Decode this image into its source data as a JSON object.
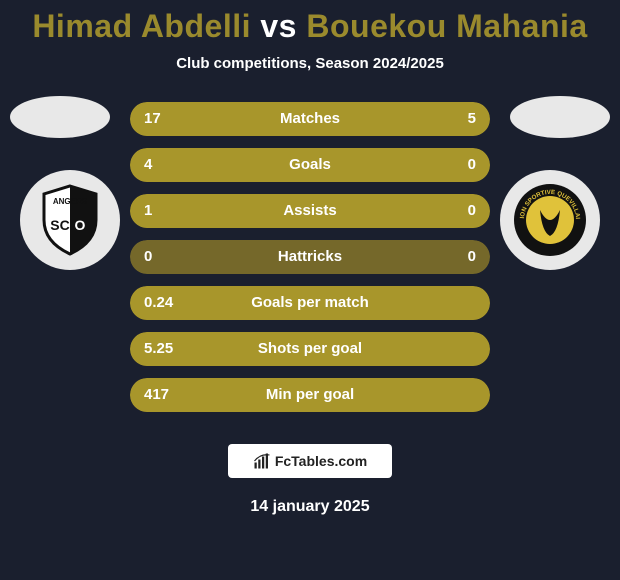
{
  "colors": {
    "background": "#1a1f2e",
    "title_p1": "#9a8a2d",
    "title_vs": "#ffffff",
    "title_p2": "#9a8a2d",
    "subtitle": "#ffffff",
    "ellipse_left": "#e8e8e8",
    "ellipse_right": "#e8e8e8",
    "badge_left_bg": "#e8e8e8",
    "badge_right_bg": "#e8e8e8",
    "row_track": "#75682a",
    "row_fill": "#a8962b",
    "row_text": "#ffffff",
    "footer_badge_bg": "#ffffff",
    "footer_badge_text": "#222222",
    "footer_date": "#ffffff"
  },
  "title": {
    "p1": "Himad Abdelli",
    "vs": "vs",
    "p2": "Bouekou Mahania"
  },
  "subtitle": "Club competitions, Season 2024/2025",
  "rows": [
    {
      "left": "17",
      "center": "Matches",
      "right": "5",
      "fill_pct": 100
    },
    {
      "left": "4",
      "center": "Goals",
      "right": "0",
      "fill_pct": 100
    },
    {
      "left": "1",
      "center": "Assists",
      "right": "0",
      "fill_pct": 100
    },
    {
      "left": "0",
      "center": "Hattricks",
      "right": "0",
      "fill_pct": 0
    },
    {
      "left": "0.24",
      "center": "Goals per match",
      "right": "",
      "fill_pct": 100
    },
    {
      "left": "5.25",
      "center": "Shots per goal",
      "right": "",
      "fill_pct": 100
    },
    {
      "left": "417",
      "center": "Min per goal",
      "right": "",
      "fill_pct": 100
    }
  ],
  "footer": {
    "brand_prefix": "Fc",
    "brand_suffix": "Tables.com",
    "date": "14 january 2025"
  },
  "club_left": {
    "name": "ANGERS SCO",
    "shield_bg": "#ffffff",
    "shield_stroke": "#111111",
    "stripe": "#111111"
  },
  "club_right": {
    "name": "UNION SPORTIVE QUEVILLAISE",
    "circle_bg": "#111111",
    "inner": "#e0c23a"
  }
}
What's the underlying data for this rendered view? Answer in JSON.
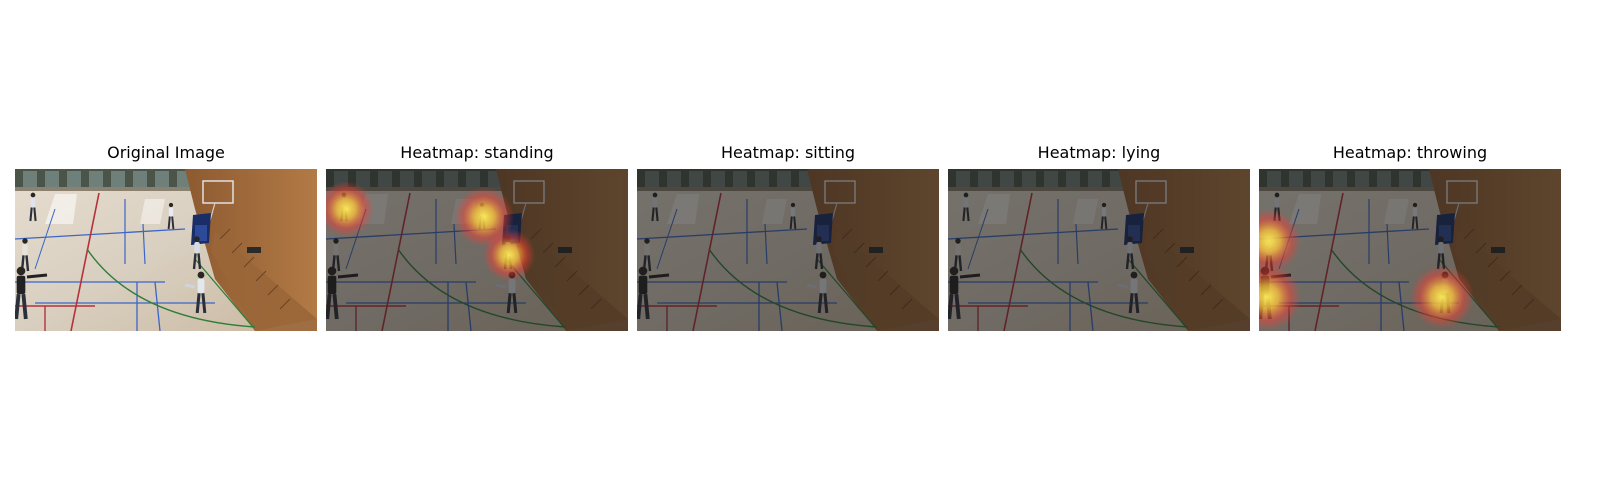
{
  "panels": [
    {
      "title": "Original Image",
      "dimmed": false,
      "heat": []
    },
    {
      "title": "Heatmap: standing",
      "dimmed": true,
      "heat": [
        "spot-top-left-person",
        "spot-center-person",
        "spot-below-hoop-person"
      ]
    },
    {
      "title": "Heatmap: sitting",
      "dimmed": true,
      "heat": []
    },
    {
      "title": "Heatmap: lying",
      "dimmed": true,
      "heat": []
    },
    {
      "title": "Heatmap: throwing",
      "dimmed": true,
      "heat": [
        "spot-left-edge-person",
        "spot-lower-left",
        "spot-lower-right-person"
      ]
    }
  ],
  "colors": {
    "floor": "#d9cfc0",
    "wall_wood": "#b27a45",
    "court_blue": "#3a66c8",
    "court_red": "#b5323a",
    "court_green": "#2f7d3a",
    "heat_core": "#fff15a",
    "heat_mid": "#ff3b2f"
  }
}
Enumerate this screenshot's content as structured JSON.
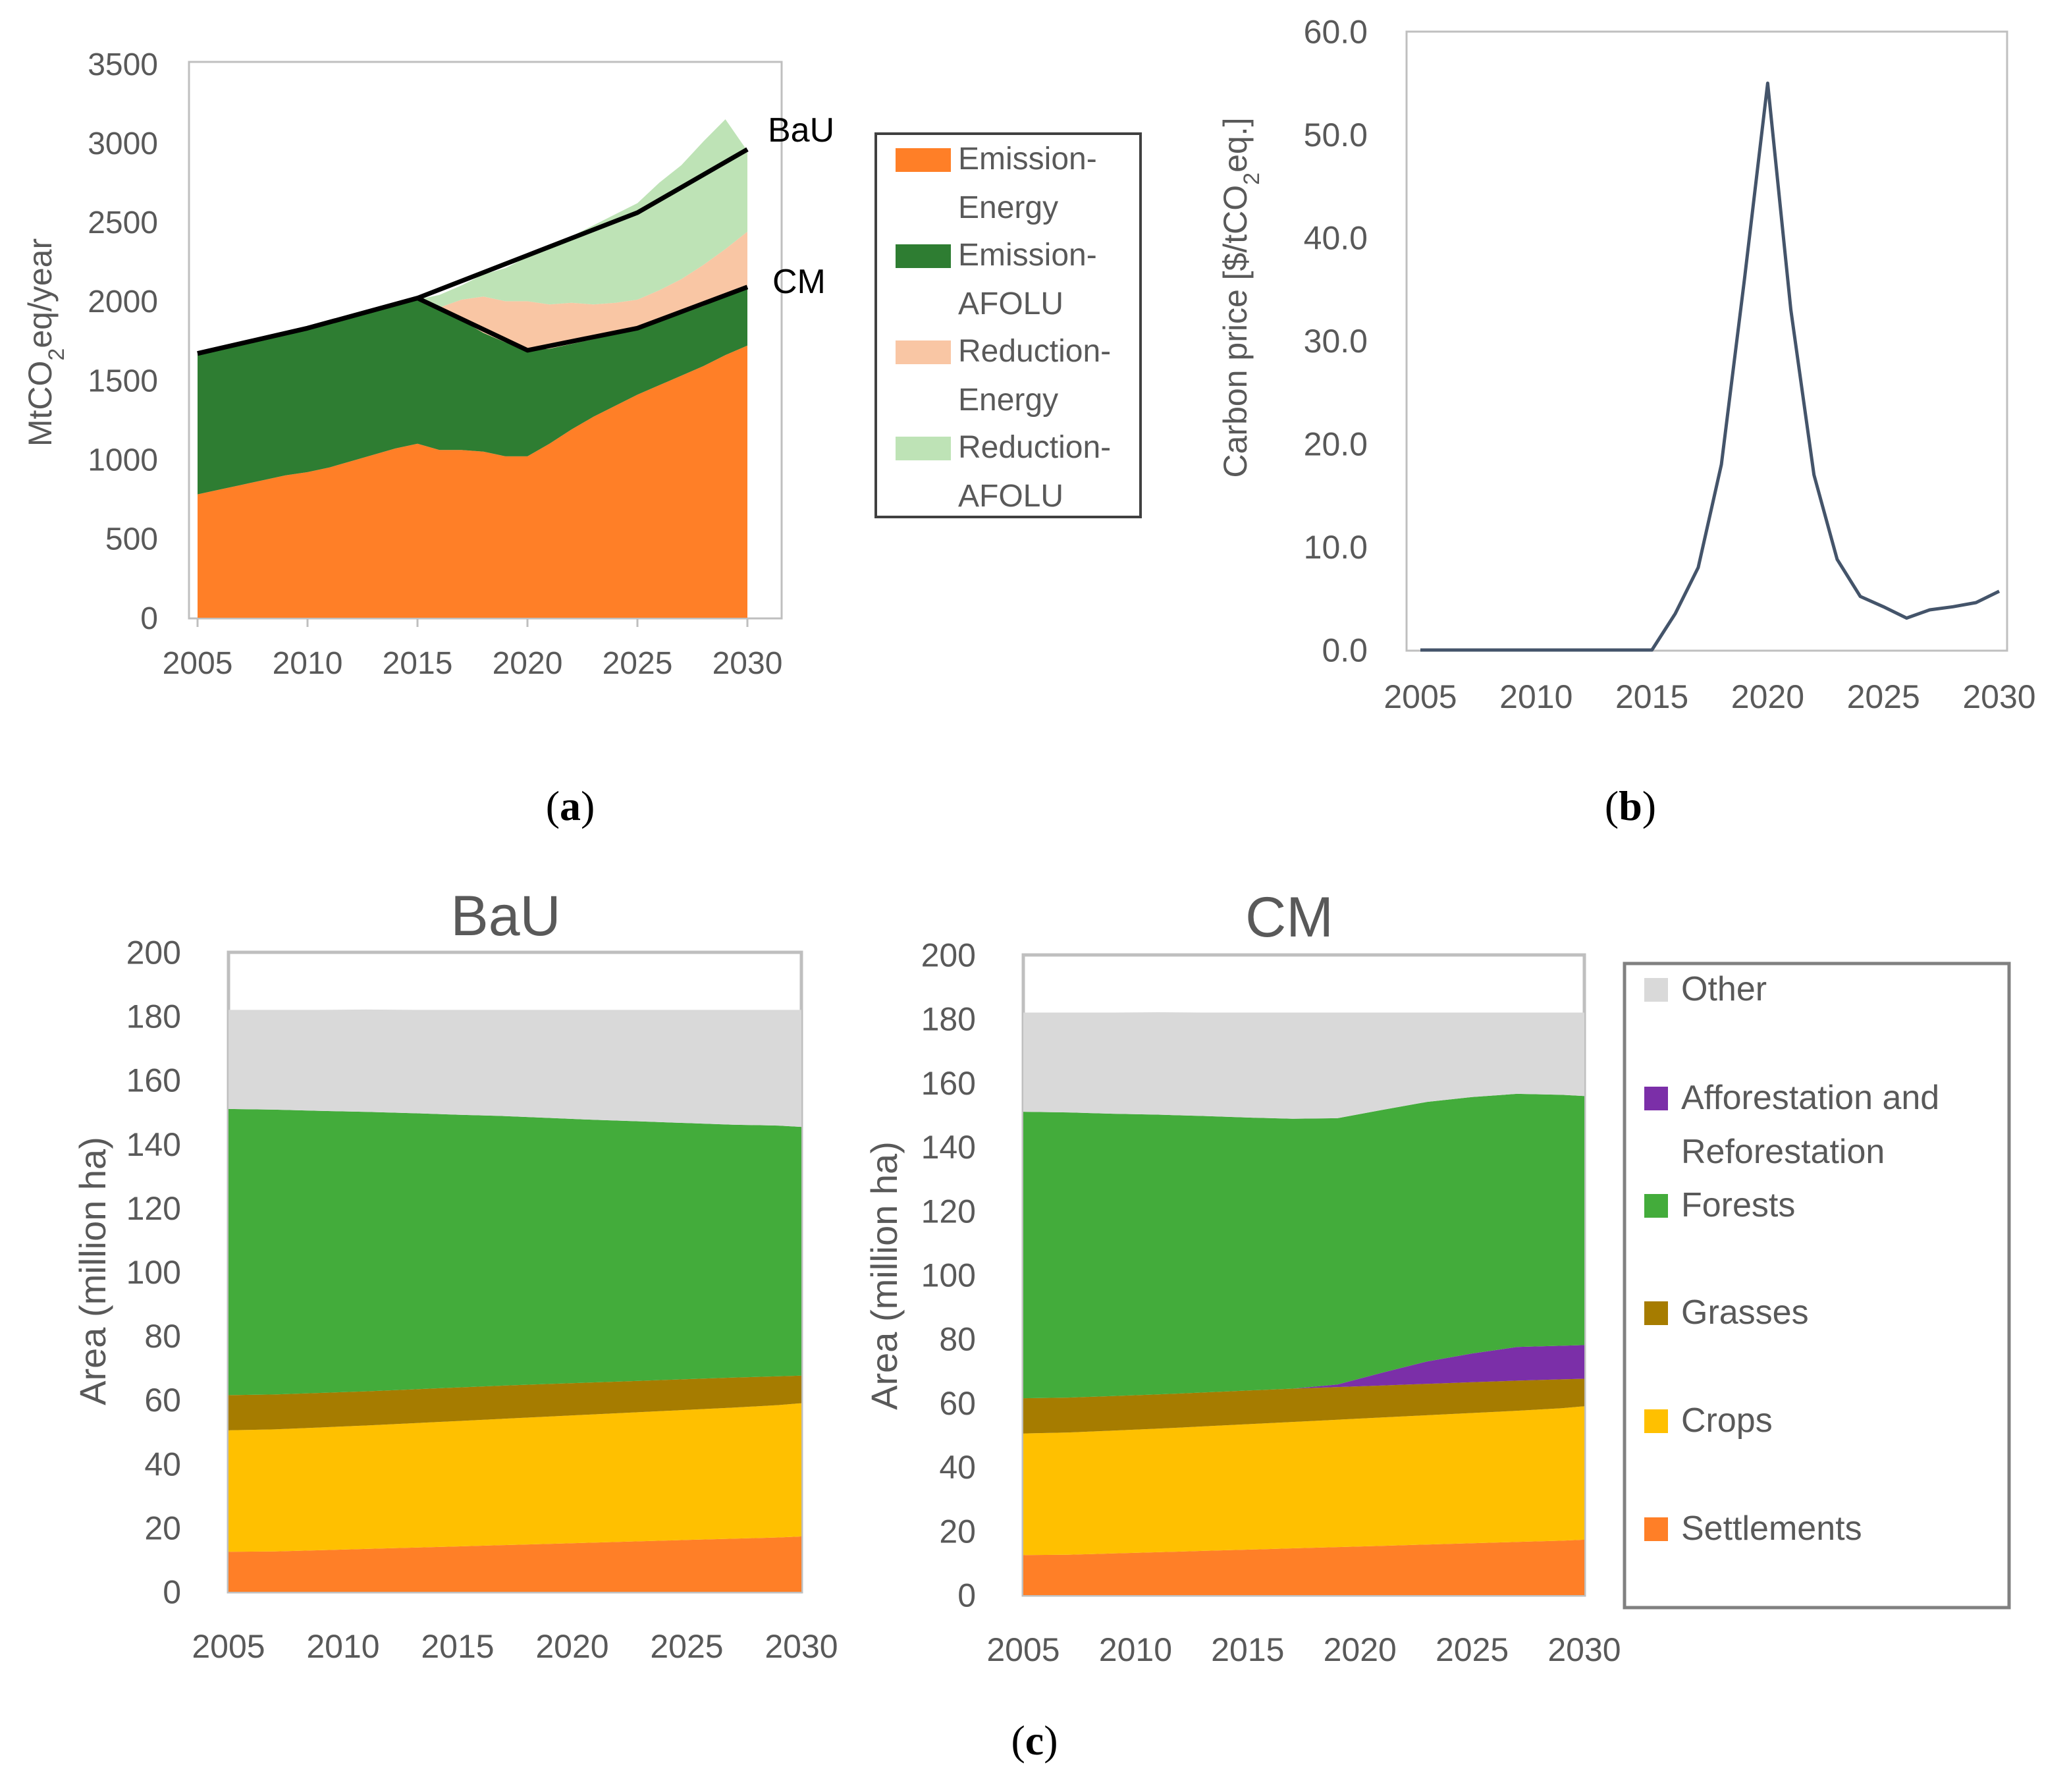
{
  "chart_data": [
    {
      "id": "a",
      "type": "area",
      "panel_label": {
        "open": "(",
        "letter": "a",
        "close": ")"
      },
      "ylabel": {
        "pre": "MtCO",
        "sub": "2",
        "post": "eq/year"
      },
      "ylim": [
        0,
        3500
      ],
      "yticks": [
        "0",
        "500",
        "1000",
        "1500",
        "2000",
        "2500",
        "3000",
        "3500"
      ],
      "xlim": [
        2005,
        2030
      ],
      "xticks": [
        "2005",
        "2010",
        "2015",
        "2020",
        "2025",
        "2030"
      ],
      "x": [
        2005,
        2006,
        2007,
        2008,
        2009,
        2010,
        2011,
        2012,
        2013,
        2014,
        2015,
        2016,
        2017,
        2018,
        2019,
        2020,
        2021,
        2022,
        2023,
        2024,
        2025,
        2026,
        2027,
        2028,
        2029,
        2030
      ],
      "series": [
        {
          "name": "Emission-Energy",
          "color": "#FF7F27",
          "values": [
            780,
            810,
            840,
            870,
            900,
            920,
            950,
            990,
            1030,
            1070,
            1100,
            1060,
            1060,
            1050,
            1020,
            1020,
            1100,
            1190,
            1270,
            1340,
            1410,
            1470,
            1530,
            1590,
            1660,
            1720
          ]
        },
        {
          "name": "Emission-AFOLU",
          "color": "#2E7D32",
          "values": [
            890,
            890,
            890,
            900,
            910,
            910,
            930,
            920,
            910,
            900,
            910,
            900,
            820,
            750,
            720,
            670,
            600,
            540,
            490,
            450,
            420,
            400,
            390,
            380,
            370,
            370
          ]
        },
        {
          "name": "Reduction-Energy",
          "color": "#F9C6A4",
          "values": [
            0,
            0,
            0,
            0,
            0,
            0,
            0,
            0,
            0,
            0,
            0,
            0,
            130,
            230,
            260,
            310,
            280,
            260,
            220,
            200,
            180,
            200,
            220,
            260,
            300,
            350
          ]
        },
        {
          "name": "Reduction-AFOLU",
          "color": "#BEE3B6",
          "values": [
            0,
            0,
            0,
            0,
            0,
            0,
            0,
            0,
            0,
            0,
            0,
            80,
            90,
            140,
            210,
            280,
            360,
            420,
            500,
            560,
            610,
            680,
            720,
            780,
            820,
            510
          ]
        }
      ],
      "lines": [
        {
          "name": "BaU",
          "color": "#000000",
          "x": [
            2005,
            2010,
            2015,
            2020,
            2025,
            2030
          ],
          "values": [
            1670,
            1830,
            2020,
            2290,
            2560,
            2960
          ]
        },
        {
          "name": "CM",
          "color": "#000000",
          "x": [
            2005,
            2010,
            2015,
            2020,
            2025,
            2030
          ],
          "values": [
            1670,
            1830,
            2020,
            1690,
            1830,
            2090
          ]
        }
      ],
      "annotations": [
        "BaU",
        "CM"
      ],
      "legend": [
        {
          "label1": "Emission-",
          "label2": "Energy",
          "color": "#FF7F27"
        },
        {
          "label1": "Emission-",
          "label2": "AFOLU",
          "color": "#2E7D32"
        },
        {
          "label1": "Reduction-",
          "label2": "Energy",
          "color": "#F9C6A4"
        },
        {
          "label1": "Reduction-",
          "label2": "AFOLU",
          "color": "#BEE3B6"
        }
      ],
      "legend_position": "right"
    },
    {
      "id": "b",
      "type": "line",
      "panel_label": {
        "open": "(",
        "letter": "b",
        "close": ")"
      },
      "ylabel": {
        "pre": "Carbon price [$/tCO",
        "sub": "2",
        "post": "eq.]"
      },
      "ylim": [
        0,
        60
      ],
      "yticks": [
        "0.0",
        "10.0",
        "20.0",
        "30.0",
        "40.0",
        "50.0",
        "60.0"
      ],
      "xlim": [
        2005,
        2030
      ],
      "xticks": [
        "2005",
        "2010",
        "2015",
        "2020",
        "2025",
        "2030"
      ],
      "series": [
        {
          "name": "Carbon price",
          "color": "#44546A",
          "x": [
            2005,
            2010,
            2015,
            2016,
            2017,
            2018,
            2019,
            2020,
            2021,
            2022,
            2023,
            2024,
            2025,
            2026,
            2027,
            2028,
            2029,
            2030
          ],
          "values": [
            0,
            0,
            0,
            3.5,
            8,
            18,
            36,
            55,
            33,
            17,
            8.8,
            5.2,
            4.2,
            3.1,
            3.9,
            4.2,
            4.6,
            5.7
          ]
        }
      ]
    },
    {
      "id": "c-bau",
      "type": "area",
      "title": "BaU",
      "ylabel": "Area (million ha)",
      "ylim": [
        0,
        200
      ],
      "yticks": [
        "0",
        "20",
        "40",
        "60",
        "80",
        "100",
        "120",
        "140",
        "160",
        "180",
        "200"
      ],
      "xlim": [
        2005,
        2030
      ],
      "xticks": [
        "2005",
        "2010",
        "2015",
        "2020",
        "2025",
        "2030"
      ],
      "x": [
        2005,
        2007,
        2009,
        2011,
        2013,
        2015,
        2017,
        2019,
        2021,
        2023,
        2025,
        2027,
        2029,
        2030
      ],
      "series": [
        {
          "name": "Settlements",
          "color": "#FF7F27",
          "values": [
            12.5,
            12.6,
            13,
            13.4,
            13.8,
            14.2,
            14.6,
            15,
            15.4,
            15.8,
            16.2,
            16.6,
            17,
            17.3
          ]
        },
        {
          "name": "Crops",
          "color": "#FFC000",
          "values": [
            38,
            38.2,
            38.4,
            38.6,
            38.9,
            39.2,
            39.5,
            39.8,
            40.1,
            40.4,
            40.7,
            41,
            41.4,
            41.7
          ]
        },
        {
          "name": "Grasses",
          "color": "#A67C00",
          "values": [
            11,
            10.9,
            10.8,
            10.7,
            10.6,
            10.5,
            10.4,
            10.2,
            10,
            9.8,
            9.6,
            9.4,
            9,
            8.6
          ]
        },
        {
          "name": "Afforestation and Reforestation",
          "color": "#7B2FA8",
          "values": [
            0,
            0,
            0,
            0,
            0,
            0,
            0,
            0,
            0,
            0,
            0,
            0,
            0,
            0
          ]
        },
        {
          "name": "Forests",
          "color": "#43AC3B",
          "values": [
            89.5,
            89.1,
            88.2,
            87.4,
            86.4,
            85.3,
            84.3,
            83.2,
            82.1,
            81.1,
            80.1,
            79.1,
            78.4,
            77.8
          ]
        },
        {
          "name": "Other",
          "color": "#D9D9D9",
          "values": [
            31,
            31.2,
            31.6,
            32,
            32.3,
            32.8,
            33.2,
            33.8,
            34.4,
            34.9,
            35.4,
            35.9,
            36.2,
            36.6
          ]
        }
      ]
    },
    {
      "id": "c-cm",
      "type": "area",
      "title": "CM",
      "ylabel": "Area (million ha)",
      "ylim": [
        0,
        200
      ],
      "yticks": [
        "0",
        "20",
        "40",
        "60",
        "80",
        "100",
        "120",
        "140",
        "160",
        "180",
        "200"
      ],
      "xlim": [
        2005,
        2030
      ],
      "xticks": [
        "2005",
        "2010",
        "2015",
        "2020",
        "2025",
        "2030"
      ],
      "x": [
        2005,
        2007,
        2009,
        2011,
        2013,
        2015,
        2017,
        2019,
        2021,
        2023,
        2025,
        2027,
        2029,
        2030
      ],
      "series": [
        {
          "name": "Settlements",
          "color": "#FF7F27",
          "values": [
            12.5,
            12.6,
            13,
            13.4,
            13.8,
            14.2,
            14.6,
            15,
            15.4,
            15.8,
            16.2,
            16.6,
            17,
            17.3
          ]
        },
        {
          "name": "Crops",
          "color": "#FFC000",
          "values": [
            38,
            38.2,
            38.4,
            38.6,
            38.9,
            39.2,
            39.5,
            39.8,
            40.1,
            40.4,
            40.7,
            41,
            41.4,
            41.7
          ]
        },
        {
          "name": "Grasses",
          "color": "#A67C00",
          "values": [
            11,
            10.9,
            10.8,
            10.7,
            10.6,
            10.5,
            10.4,
            10.2,
            10,
            9.8,
            9.6,
            9.4,
            9,
            8.6
          ]
        },
        {
          "name": "Afforestation and Reforestation",
          "color": "#7B2FA8",
          "values": [
            0,
            0,
            0,
            0,
            0,
            0,
            0,
            0.8,
            4,
            7,
            9,
            10.5,
            10.5,
            10.5
          ]
        },
        {
          "name": "Forests",
          "color": "#43AC3B",
          "values": [
            89.5,
            89.1,
            88.2,
            87.4,
            86.4,
            85.3,
            84.3,
            83.2,
            82.1,
            81.1,
            80.1,
            79.1,
            78.4,
            77.8
          ]
        },
        {
          "name": "Other",
          "color": "#D9D9D9",
          "values": [
            31,
            31.2,
            31.6,
            32,
            32.3,
            32.8,
            33.2,
            33,
            30.4,
            27.9,
            26.4,
            25.4,
            25.7,
            26.1
          ]
        }
      ]
    }
  ],
  "legend_c": {
    "entries": [
      {
        "lines": [
          "Other"
        ],
        "color": "#D9D9D9"
      },
      {
        "lines": [
          "Afforestation and",
          "Reforestation"
        ],
        "color": "#7B2FA8"
      },
      {
        "lines": [
          "Forests"
        ],
        "color": "#43AC3B"
      },
      {
        "lines": [
          "Grasses"
        ],
        "color": "#A67C00"
      },
      {
        "lines": [
          "Crops"
        ],
        "color": "#FFC000"
      },
      {
        "lines": [
          "Settlements"
        ],
        "color": "#FF7F27"
      }
    ]
  },
  "panel_label_c": {
    "open": "(",
    "letter": "c",
    "close": ")"
  }
}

====================

## Written instruction
Look through the entries and work out how many lines have the word "Energy" in them; reply with that number only.

## Response below
4